§ GIVEN EXERCISE:
Find the lines that contain the word "this" and copy each one.

Saved data entries:
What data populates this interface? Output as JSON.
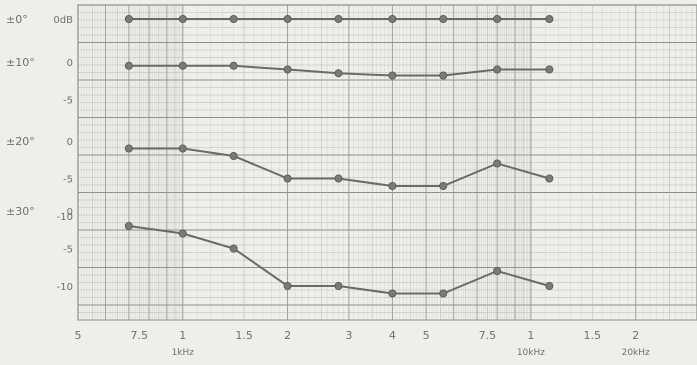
{
  "chart_data": {
    "type": "line",
    "x_scale": "log",
    "xlim": [
      500,
      30000
    ],
    "x_ticks": [
      {
        "value": 500,
        "label": "5"
      },
      {
        "value": 750,
        "label": "7.5"
      },
      {
        "value": 1000,
        "label": "1"
      },
      {
        "value": 1500,
        "label": "1.5"
      },
      {
        "value": 2000,
        "label": "2"
      },
      {
        "value": 3000,
        "label": "3"
      },
      {
        "value": 4000,
        "label": "4"
      },
      {
        "value": 5000,
        "label": "5"
      },
      {
        "value": 7500,
        "label": "7.5"
      },
      {
        "value": 10000,
        "label": "1"
      },
      {
        "value": 15000,
        "label": "1.5"
      },
      {
        "value": 20000,
        "label": "2"
      }
    ],
    "x_unit_labels": [
      {
        "value": 1000,
        "label": "1kHz"
      },
      {
        "value": 10000,
        "label": "10kHz"
      },
      {
        "value": 20000,
        "label": "20kHz"
      }
    ],
    "grid": true,
    "x": [
      700,
      1000,
      1400,
      2000,
      2800,
      4000,
      5600,
      8000,
      11300
    ],
    "series": [
      {
        "name": "±0°",
        "values": [
          0,
          0,
          0,
          0,
          0,
          0,
          0,
          0,
          0
        ]
      },
      {
        "name": "±10°",
        "values": [
          -0.5,
          -0.5,
          -0.5,
          -1,
          -1.5,
          -1.8,
          -1.8,
          -1,
          -1
        ]
      },
      {
        "name": "±20°",
        "values": [
          -1,
          -1,
          -2,
          -5,
          -5,
          -6,
          -6,
          -3,
          -5
        ]
      },
      {
        "name": "±30°",
        "values": [
          -2,
          -3,
          -5,
          -10,
          -10,
          -11,
          -11,
          -8,
          -10
        ]
      }
    ],
    "y_groups": [
      {
        "series": "±0°",
        "label": "±0°",
        "ticks": [
          {
            "label": "0dB"
          }
        ]
      },
      {
        "series": "±10°",
        "label": "±10°",
        "ticks": [
          {
            "label": "0"
          },
          {
            "label": "-5"
          }
        ]
      },
      {
        "series": "±20°",
        "label": "±20°",
        "ticks": [
          {
            "label": "0"
          },
          {
            "label": "-5"
          },
          {
            "label": "-10"
          }
        ]
      },
      {
        "series": "±30°",
        "label": "±30°",
        "ticks": [
          {
            "label": "0"
          },
          {
            "label": "-5"
          },
          {
            "label": "-10"
          }
        ]
      }
    ],
    "colors": {
      "background": "#efefea",
      "grid": "#b9b9b4",
      "grid_major": "#8d8d88",
      "curve": "#6a6a6a",
      "marker": "#7a7a7a",
      "text": "#6f6f6f"
    }
  }
}
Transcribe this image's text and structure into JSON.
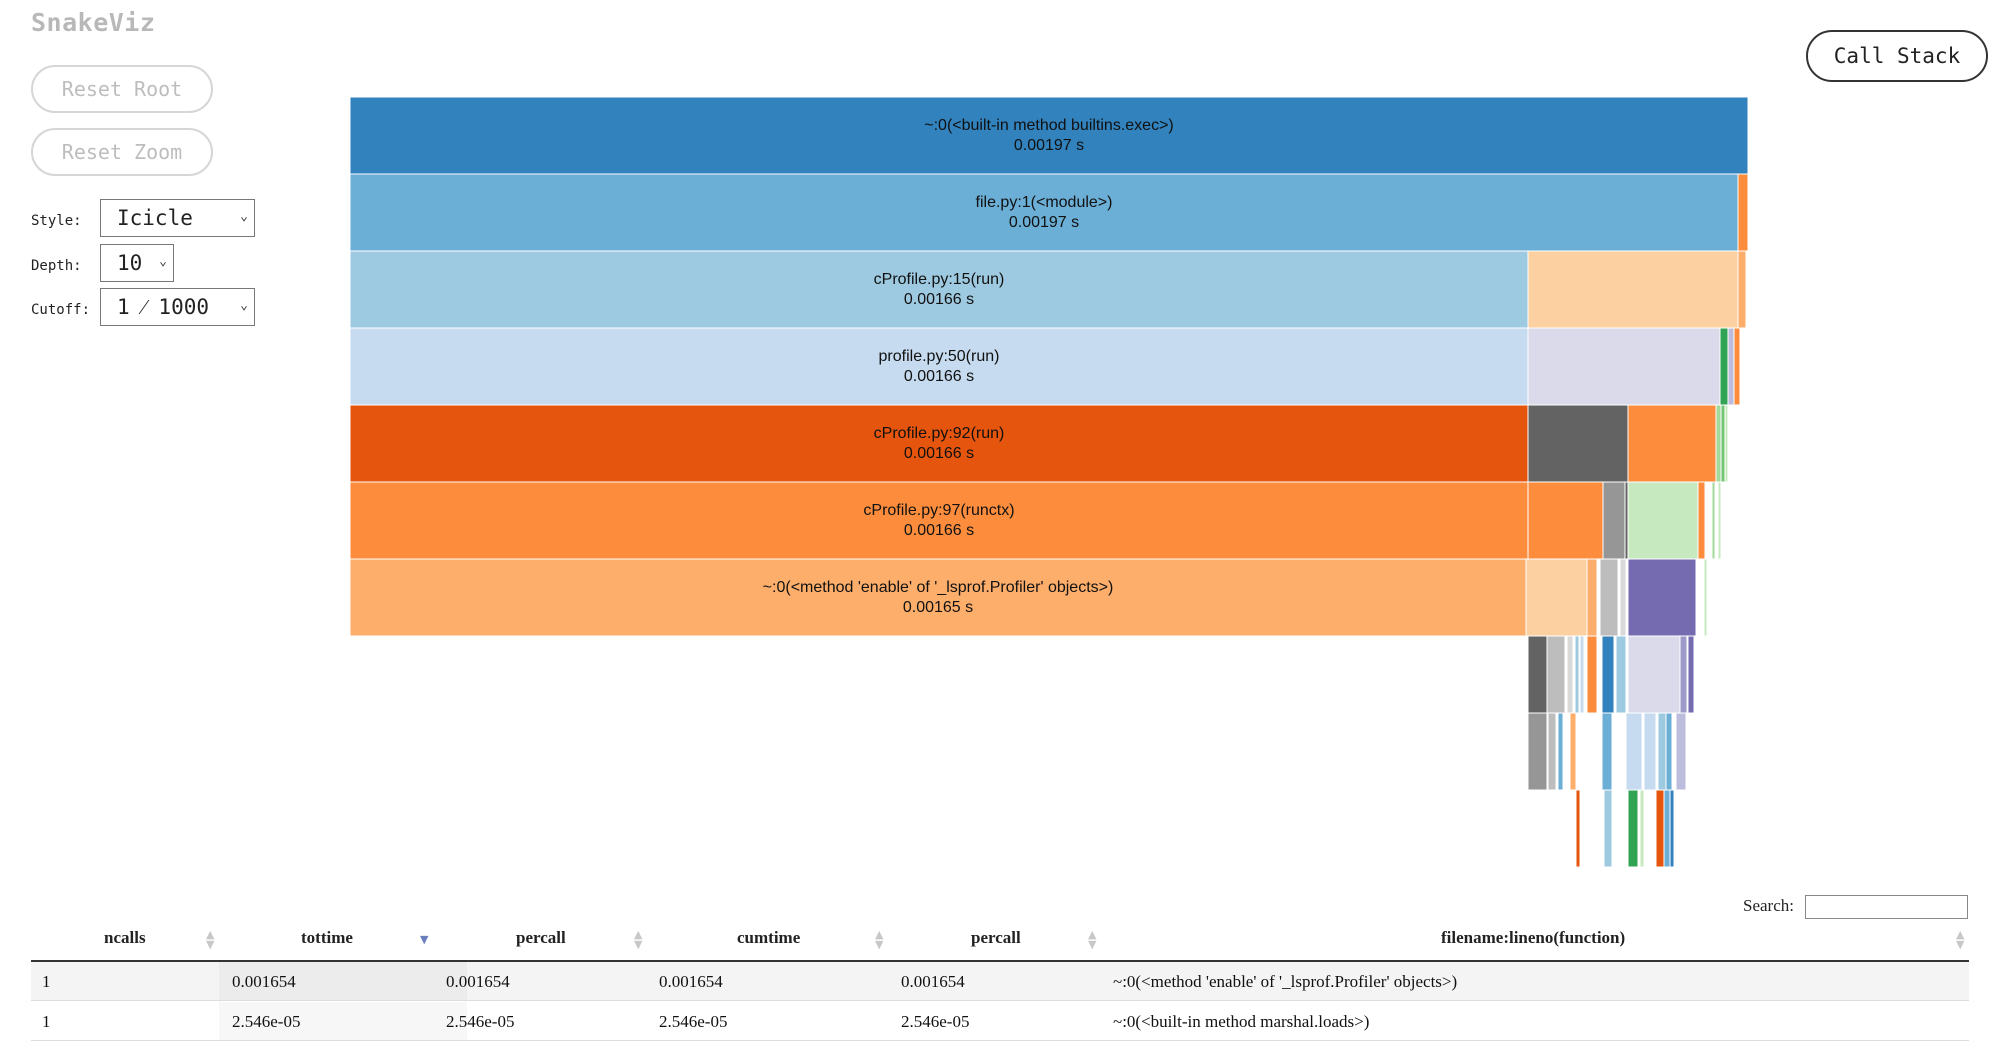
{
  "app_title": "SnakeViz",
  "buttons": {
    "reset_root": "Reset Root",
    "reset_zoom": "Reset Zoom",
    "call_stack": "Call Stack"
  },
  "controls": {
    "style_label": "Style:",
    "style_value": "Icicle",
    "depth_label": "Depth:",
    "depth_value": "10",
    "cutoff_label": "Cutoff:",
    "cutoff_value": "1 ⁄ 1000"
  },
  "icicle": {
    "frames": [
      {
        "name": "~:0(<built-in method builtins.exec>)",
        "time": "0.00197 s",
        "color": "#3182bd"
      },
      {
        "name": "file.py:1(<module>)",
        "time": "0.00197 s",
        "color": "#6baed6"
      },
      {
        "name": "cProfile.py:15(run)",
        "time": "0.00166 s",
        "color": "#9ecae1"
      },
      {
        "name": "profile.py:50(run)",
        "time": "0.00166 s",
        "color": "#c6dbef"
      },
      {
        "name": "cProfile.py:92(run)",
        "time": "0.00166 s",
        "color": "#e6550d"
      },
      {
        "name": "cProfile.py:97(runctx)",
        "time": "0.00166 s",
        "color": "#fd8d3c"
      },
      {
        "name": "~:0(<method 'enable' of '_lsprof.Profiler' objects>)",
        "time": "0.00165 s",
        "color": "#fdae6b"
      }
    ]
  },
  "search": {
    "label": "Search:",
    "value": ""
  },
  "table": {
    "columns": [
      "ncalls",
      "tottime",
      "percall",
      "cumtime",
      "percall",
      "filename:lineno(function)"
    ],
    "sorted_column": "tottime",
    "rows": [
      [
        "1",
        "0.001654",
        "0.001654",
        "0.001654",
        "0.001654",
        "~:0(<method 'enable' of '_lsprof.Profiler' objects>)"
      ],
      [
        "1",
        "2.546e-05",
        "2.546e-05",
        "2.546e-05",
        "2.546e-05",
        "~:0(<built-in method marshal.loads>)"
      ]
    ]
  }
}
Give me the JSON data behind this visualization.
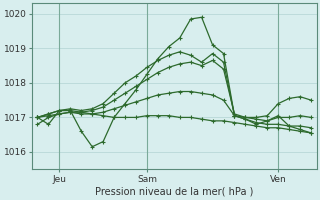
{
  "title": "Pression niveau de la mer( hPa )",
  "background_color": "#d8eeee",
  "grid_color": "#b8d8d8",
  "line_color": "#2d6a2d",
  "ylim": [
    1015.5,
    1020.3
  ],
  "yticks": [
    1016,
    1017,
    1018,
    1019,
    1020
  ],
  "xtick_labels": [
    "Jeu",
    "Sam",
    "Ven"
  ],
  "xtick_positions": [
    2,
    10,
    22
  ],
  "vline_positions": [
    2,
    10,
    22
  ],
  "series": [
    [
      1017.0,
      1016.8,
      1017.2,
      1017.2,
      1016.6,
      1016.15,
      1016.3,
      1017.0,
      1017.4,
      1017.8,
      1018.25,
      1018.7,
      1019.05,
      1019.3,
      1019.85,
      1019.9,
      1019.1,
      1018.85,
      1017.05,
      1016.95,
      1016.8,
      1016.9,
      1017.05,
      1016.75,
      1016.65,
      1016.55
    ],
    [
      1017.0,
      1017.1,
      1017.2,
      1017.25,
      1017.2,
      1017.25,
      1017.4,
      1017.7,
      1018.0,
      1018.2,
      1018.45,
      1018.65,
      1018.8,
      1018.9,
      1018.8,
      1018.6,
      1018.85,
      1018.6,
      1017.05,
      1017.0,
      1017.0,
      1017.05,
      1017.4,
      1017.55,
      1017.6,
      1017.5
    ],
    [
      1017.0,
      1017.1,
      1017.2,
      1017.2,
      1017.15,
      1017.2,
      1017.3,
      1017.5,
      1017.7,
      1017.9,
      1018.1,
      1018.3,
      1018.45,
      1018.55,
      1018.6,
      1018.5,
      1018.65,
      1018.4,
      1017.1,
      1017.0,
      1016.95,
      1016.9,
      1017.0,
      1017.0,
      1017.05,
      1017.0
    ],
    [
      1017.0,
      1017.05,
      1017.1,
      1017.15,
      1017.1,
      1017.1,
      1017.15,
      1017.25,
      1017.35,
      1017.45,
      1017.55,
      1017.65,
      1017.7,
      1017.75,
      1017.75,
      1017.7,
      1017.65,
      1017.5,
      1017.05,
      1016.95,
      1016.85,
      1016.8,
      1016.8,
      1016.75,
      1016.75,
      1016.7
    ],
    [
      1016.8,
      1017.0,
      1017.1,
      1017.15,
      1017.15,
      1017.1,
      1017.05,
      1017.0,
      1017.0,
      1017.0,
      1017.05,
      1017.05,
      1017.05,
      1017.0,
      1017.0,
      1016.95,
      1016.9,
      1016.9,
      1016.85,
      1016.8,
      1016.75,
      1016.7,
      1016.7,
      1016.65,
      1016.6,
      1016.55
    ]
  ],
  "n_points": 26,
  "marker_size": 3,
  "linewidth": 0.9
}
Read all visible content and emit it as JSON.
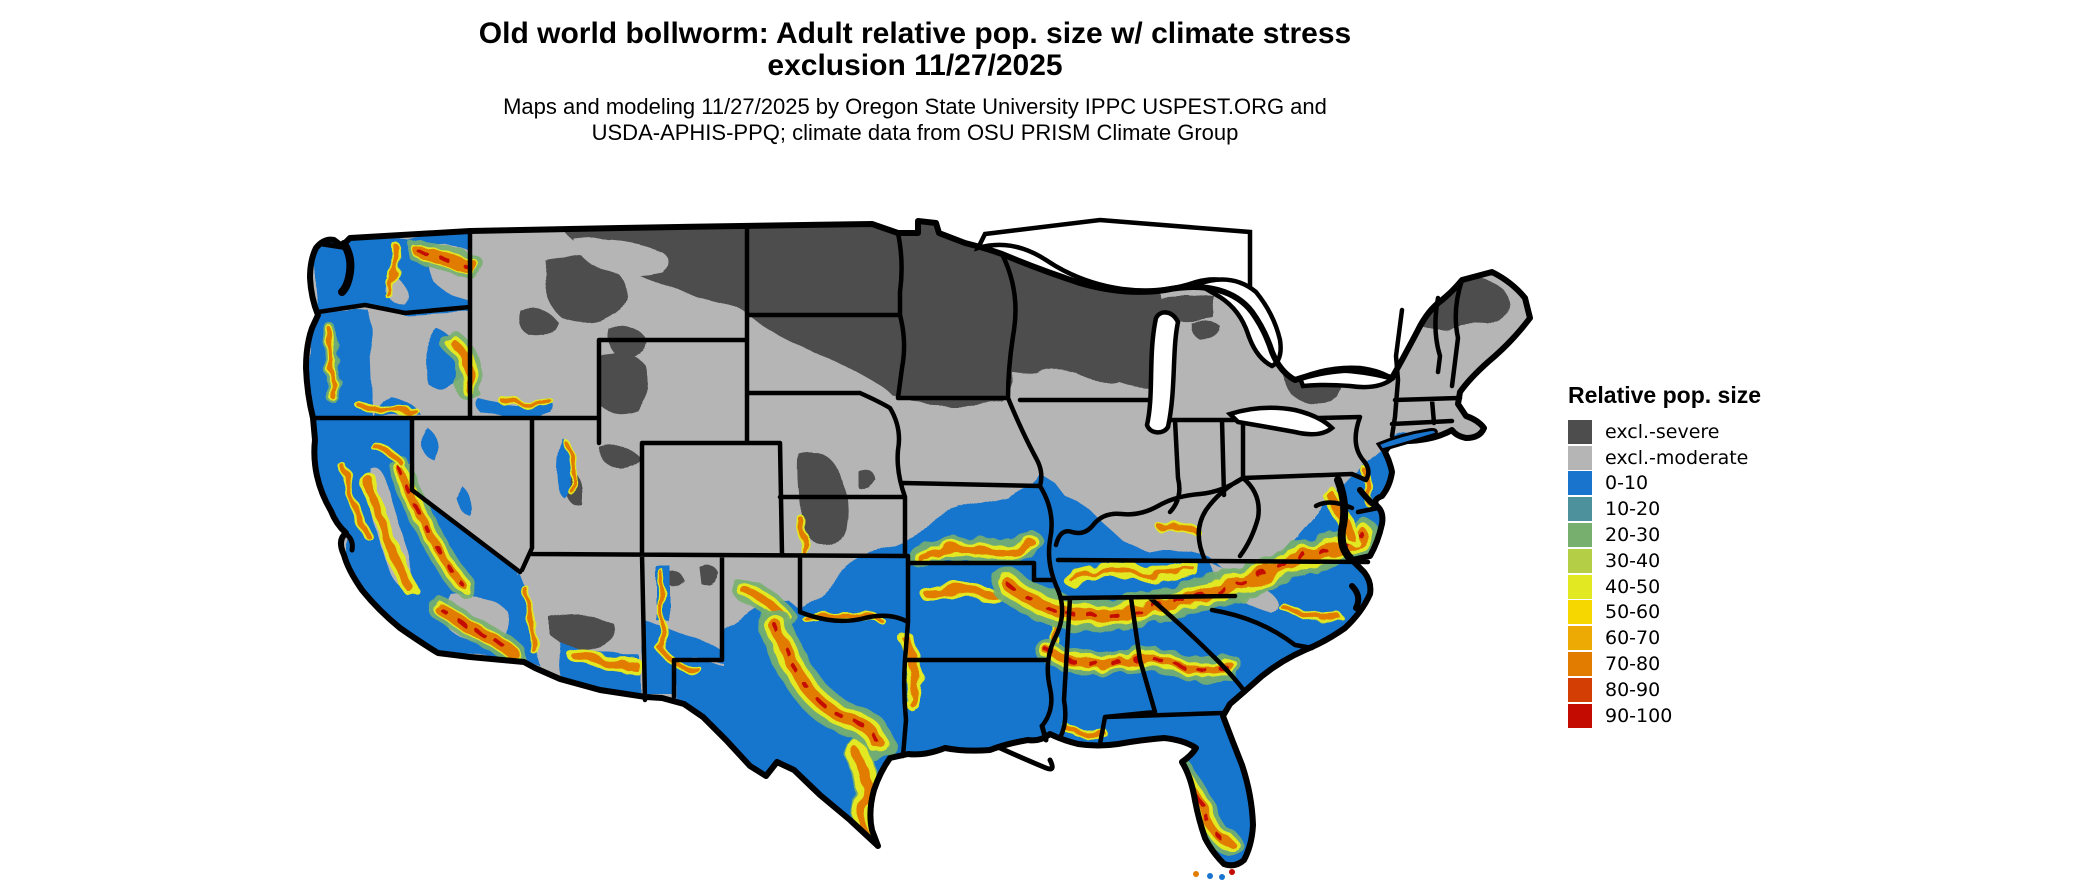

§ RESPONSE TO THE TASK:
What data populates this interface? Output as JSON.
Transcribe this image's text and structure into JSON.
Give me the JSON data behind this visualization.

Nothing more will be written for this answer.